#### [The request]
What follows is a set of records, each of which is to be written out exactly.

#### [Entries provided]
━━━━
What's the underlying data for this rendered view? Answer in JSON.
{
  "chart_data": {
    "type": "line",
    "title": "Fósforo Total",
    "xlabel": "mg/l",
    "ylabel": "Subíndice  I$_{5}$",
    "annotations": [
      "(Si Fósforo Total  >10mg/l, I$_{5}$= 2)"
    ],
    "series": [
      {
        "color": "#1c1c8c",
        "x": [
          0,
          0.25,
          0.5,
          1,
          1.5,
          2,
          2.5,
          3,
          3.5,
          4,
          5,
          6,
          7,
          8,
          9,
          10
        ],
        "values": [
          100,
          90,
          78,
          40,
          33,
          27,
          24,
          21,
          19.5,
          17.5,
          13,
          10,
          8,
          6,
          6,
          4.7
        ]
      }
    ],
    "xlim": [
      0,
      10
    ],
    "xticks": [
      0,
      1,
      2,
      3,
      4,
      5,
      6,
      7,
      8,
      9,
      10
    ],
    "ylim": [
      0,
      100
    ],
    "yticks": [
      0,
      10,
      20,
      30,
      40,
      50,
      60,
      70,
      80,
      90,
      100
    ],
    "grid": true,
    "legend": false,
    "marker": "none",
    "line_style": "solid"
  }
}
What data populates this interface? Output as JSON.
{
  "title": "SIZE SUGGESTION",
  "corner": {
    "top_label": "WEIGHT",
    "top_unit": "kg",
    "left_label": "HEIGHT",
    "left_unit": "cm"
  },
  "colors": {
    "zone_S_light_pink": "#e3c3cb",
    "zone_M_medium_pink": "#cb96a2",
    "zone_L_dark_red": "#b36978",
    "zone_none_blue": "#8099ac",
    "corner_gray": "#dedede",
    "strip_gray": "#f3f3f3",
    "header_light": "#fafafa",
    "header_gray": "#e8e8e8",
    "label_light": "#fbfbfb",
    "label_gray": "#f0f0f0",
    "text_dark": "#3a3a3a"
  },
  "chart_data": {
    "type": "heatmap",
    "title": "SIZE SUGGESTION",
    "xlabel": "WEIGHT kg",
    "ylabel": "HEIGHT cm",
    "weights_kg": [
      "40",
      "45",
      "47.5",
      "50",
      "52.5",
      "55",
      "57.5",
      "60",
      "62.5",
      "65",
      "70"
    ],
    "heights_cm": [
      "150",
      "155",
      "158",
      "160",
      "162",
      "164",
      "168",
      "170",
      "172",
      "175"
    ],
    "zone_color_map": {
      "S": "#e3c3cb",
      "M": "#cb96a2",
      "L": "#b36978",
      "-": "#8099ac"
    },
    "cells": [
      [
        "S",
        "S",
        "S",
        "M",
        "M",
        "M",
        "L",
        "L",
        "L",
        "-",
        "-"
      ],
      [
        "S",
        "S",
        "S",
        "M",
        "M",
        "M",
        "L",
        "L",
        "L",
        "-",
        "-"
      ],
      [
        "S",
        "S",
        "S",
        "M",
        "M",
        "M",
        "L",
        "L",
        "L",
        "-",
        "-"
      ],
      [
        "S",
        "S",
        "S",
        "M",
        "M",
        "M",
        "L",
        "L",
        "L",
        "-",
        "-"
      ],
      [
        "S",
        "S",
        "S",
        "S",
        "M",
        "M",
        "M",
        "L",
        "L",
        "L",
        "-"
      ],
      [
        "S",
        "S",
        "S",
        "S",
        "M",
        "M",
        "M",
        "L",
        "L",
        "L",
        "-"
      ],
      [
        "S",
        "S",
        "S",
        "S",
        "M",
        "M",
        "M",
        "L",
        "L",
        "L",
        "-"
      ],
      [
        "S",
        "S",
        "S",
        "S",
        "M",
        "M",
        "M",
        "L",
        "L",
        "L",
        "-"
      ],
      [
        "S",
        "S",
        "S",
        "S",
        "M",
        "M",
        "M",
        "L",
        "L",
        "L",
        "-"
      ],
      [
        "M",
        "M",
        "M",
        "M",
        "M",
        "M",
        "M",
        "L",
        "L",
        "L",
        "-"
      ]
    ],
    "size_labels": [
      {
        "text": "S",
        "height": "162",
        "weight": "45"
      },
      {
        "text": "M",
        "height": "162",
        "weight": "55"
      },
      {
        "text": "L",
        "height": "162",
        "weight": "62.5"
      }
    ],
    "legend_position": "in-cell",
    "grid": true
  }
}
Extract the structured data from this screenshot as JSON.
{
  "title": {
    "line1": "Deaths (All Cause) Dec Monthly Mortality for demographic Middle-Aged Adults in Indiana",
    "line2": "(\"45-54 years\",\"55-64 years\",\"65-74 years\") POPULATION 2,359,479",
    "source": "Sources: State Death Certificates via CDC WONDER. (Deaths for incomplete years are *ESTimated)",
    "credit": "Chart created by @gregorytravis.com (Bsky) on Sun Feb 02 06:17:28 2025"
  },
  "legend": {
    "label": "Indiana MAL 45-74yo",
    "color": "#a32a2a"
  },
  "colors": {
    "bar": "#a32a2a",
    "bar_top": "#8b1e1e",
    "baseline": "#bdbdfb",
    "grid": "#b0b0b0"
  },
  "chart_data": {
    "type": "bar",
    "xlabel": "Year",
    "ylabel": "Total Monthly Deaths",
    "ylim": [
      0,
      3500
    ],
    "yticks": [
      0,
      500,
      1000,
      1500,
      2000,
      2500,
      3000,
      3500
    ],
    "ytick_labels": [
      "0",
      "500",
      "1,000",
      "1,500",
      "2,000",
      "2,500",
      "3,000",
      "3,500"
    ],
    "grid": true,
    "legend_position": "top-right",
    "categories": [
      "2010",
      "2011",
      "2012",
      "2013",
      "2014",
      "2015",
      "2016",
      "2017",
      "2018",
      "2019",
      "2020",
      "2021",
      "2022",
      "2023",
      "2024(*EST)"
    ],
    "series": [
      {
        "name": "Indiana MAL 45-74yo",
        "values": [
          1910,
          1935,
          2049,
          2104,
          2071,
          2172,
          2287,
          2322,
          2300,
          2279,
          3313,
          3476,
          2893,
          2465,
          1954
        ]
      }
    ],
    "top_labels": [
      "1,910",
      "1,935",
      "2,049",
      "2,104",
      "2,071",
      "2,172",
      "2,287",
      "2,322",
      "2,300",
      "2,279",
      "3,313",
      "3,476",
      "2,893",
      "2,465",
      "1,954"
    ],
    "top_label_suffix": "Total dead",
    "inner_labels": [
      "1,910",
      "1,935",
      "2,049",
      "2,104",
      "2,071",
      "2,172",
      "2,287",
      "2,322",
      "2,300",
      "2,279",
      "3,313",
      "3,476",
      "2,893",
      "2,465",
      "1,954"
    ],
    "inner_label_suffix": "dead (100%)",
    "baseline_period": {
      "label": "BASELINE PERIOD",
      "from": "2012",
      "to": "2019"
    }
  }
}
━━━━
#### [Written answer]
What's the underlying data for this rendered view? Answer in JSON.
{
  "chart_data": {
    "type": "line",
    "title": "Fósforo Total",
    "xlabel": "mg/l",
    "ylabel": "Subíndice  I$_{5}$",
    "annotations": [
      "(Si Fósforo Total  >10mg/l, I$_{5}$= 2)"
    ],
    "series": [
      {
        "color": "#1c1c8c",
        "x": [
          0,
          0.25,
          0.5,
          1,
          1.5,
          2,
          2.5,
          3,
          3.5,
          4,
          5,
          6,
          7,
          8,
          9,
          10
        ],
        "values": [
          100,
          90,
          78,
          40,
          33,
          27,
          24,
          21,
          19.5,
          17.5,
          13,
          10,
          8,
          6,
          6,
          4.7
        ]
      }
    ],
    "xlim": [
      0,
      10
    ],
    "xticks": [
      0,
      1,
      2,
      3,
      4,
      5,
      6,
      7,
      8,
      9,
      10
    ],
    "ylim": [
      0,
      100
    ],
    "yticks": [
      0,
      10,
      20,
      30,
      40,
      50,
      60,
      70,
      80,
      90,
      100
    ],
    "grid": true,
    "legend": false,
    "marker": "none",
    "line_style": "solid"
  }
}
What data populates this interface? Output as JSON.
{
  "title": "SIZE SUGGESTION",
  "corner": {
    "top_label": "WEIGHT",
    "top_unit": "kg",
    "left_label": "HEIGHT",
    "left_unit": "cm"
  },
  "colors": {
    "zone_S_light_pink": "#e3c3cb",
    "zone_M_medium_pink": "#cb96a2",
    "zone_L_dark_red": "#b36978",
    "zone_none_blue": "#8099ac",
    "corner_gray": "#dedede",
    "strip_gray": "#f3f3f3",
    "header_light": "#fafafa",
    "header_gray": "#e8e8e8",
    "label_light": "#fbfbfb",
    "label_gray": "#f0f0f0",
    "text_dark": "#3a3a3a"
  },
  "chart_data": {
    "type": "heatmap",
    "title": "SIZE SUGGESTION",
    "xlabel": "WEIGHT kg",
    "ylabel": "HEIGHT cm",
    "weights_kg": [
      "40",
      "45",
      "47.5",
      "50",
      "52.5",
      "55",
      "57.5",
      "60",
      "62.5",
      "65",
      "70"
    ],
    "heights_cm": [
      "150",
      "155",
      "158",
      "160",
      "162",
      "164",
      "168",
      "170",
      "172",
      "175"
    ],
    "zone_color_map": {
      "S": "#e3c3cb",
      "M": "#cb96a2",
      "L": "#b36978",
      "-": "#8099ac"
    },
    "cells": [
      [
        "S",
        "S",
        "S",
        "M",
        "M",
        "M",
        "L",
        "L",
        "L",
        "-",
        "-"
      ],
      [
        "S",
        "S",
        "S",
        "M",
        "M",
        "M",
        "L",
        "L",
        "L",
        "-",
        "-"
      ],
      [
        "S",
        "S",
        "S",
        "M",
        "M",
        "M",
        "L",
        "L",
        "L",
        "-",
        "-"
      ],
      [
        "S",
        "S",
        "S",
        "M",
        "M",
        "M",
        "L",
        "L",
        "L",
        "-",
        "-"
      ],
      [
        "S",
        "S",
        "S",
        "S",
        "M",
        "M",
        "M",
        "L",
        "L",
        "L",
        "-"
      ],
      [
        "S",
        "S",
        "S",
        "S",
        "M",
        "M",
        "M",
        "L",
        "L",
        "L",
        "-"
      ],
      [
        "S",
        "S",
        "S",
        "S",
        "M",
        "M",
        "M",
        "L",
        "L",
        "L",
        "-"
      ],
      [
        "S",
        "S",
        "S",
        "S",
        "M",
        "M",
        "M",
        "L",
        "L",
        "L",
        "-"
      ],
      [
        "S",
        "S",
        "S",
        "S",
        "M",
        "M",
        "M",
        "L",
        "L",
        "L",
        "-"
      ],
      [
        "M",
        "M",
        "M",
        "M",
        "M",
        "M",
        "M",
        "L",
        "L",
        "L",
        "-"
      ]
    ],
    "size_labels": [
      {
        "text": "S",
        "height": "162",
        "weight": "45"
      },
      {
        "text": "M",
        "height": "162",
        "weight": "55"
      },
      {
        "text": "L",
        "height": "162",
        "weight": "62.5"
      }
    ],
    "legend_position": "in-cell",
    "grid": true
  }
}
Extract the structured data from this screenshot as JSON.
{
  "title": {
    "line1": "Deaths (All Cause) Dec Monthly Mortality for demographic Middle-Aged Adults in Indiana",
    "line2": "(\"45-54 years\",\"55-64 years\",\"65-74 years\") POPULATION 2,359,479",
    "source": "Sources: State Death Certificates via CDC WONDER. (Deaths for incomplete years are *ESTimated)",
    "credit": "Chart created by @gregorytravis.com (Bsky) on Sun Feb 02 06:17:28 2025"
  },
  "legend": {
    "label": "Indiana MAL 45-74yo",
    "color": "#a32a2a"
  },
  "colors": {
    "bar": "#a32a2a",
    "bar_top": "#8b1e1e",
    "baseline": "#bdbdfb",
    "grid": "#b0b0b0"
  },
  "chart_data": {
    "type": "bar",
    "xlabel": "Year",
    "ylabel": "Total Monthly Deaths",
    "ylim": [
      0,
      3500
    ],
    "yticks": [
      0,
      500,
      1000,
      1500,
      2000,
      2500,
      3000,
      3500
    ],
    "ytick_labels": [
      "0",
      "500",
      "1,000",
      "1,500",
      "2,000",
      "2,500",
      "3,000",
      "3,500"
    ],
    "grid": true,
    "legend_position": "top-right",
    "categories": [
      "2010",
      "2011",
      "2012",
      "2013",
      "2014",
      "2015",
      "2016",
      "2017",
      "2018",
      "2019",
      "2020",
      "2021",
      "2022",
      "2023",
      "2024(*EST)"
    ],
    "series": [
      {
        "name": "Indiana MAL 45-74yo",
        "values": [
          1910,
          1935,
          2049,
          2104,
          2071,
          2172,
          2287,
          2322,
          2300,
          2279,
          3313,
          3476,
          2893,
          2465,
          1954
        ]
      }
    ],
    "top_labels": [
      "1,910",
      "1,935",
      "2,049",
      "2,104",
      "2,071",
      "2,172",
      "2,287",
      "2,322",
      "2,300",
      "2,279",
      "3,313",
      "3,476",
      "2,893",
      "2,465",
      "1,954"
    ],
    "top_label_suffix": "Total dead",
    "inner_labels": [
      "1,910",
      "1,935",
      "2,049",
      "2,104",
      "2,071",
      "2,172",
      "2,287",
      "2,322",
      "2,300",
      "2,279",
      "3,313",
      "3,476",
      "2,893",
      "2,465",
      "1,954"
    ],
    "inner_label_suffix": "dead (100%)",
    "baseline_period": {
      "label": "BASELINE PERIOD",
      "from": "2012",
      "to": "2019"
    }
  }
}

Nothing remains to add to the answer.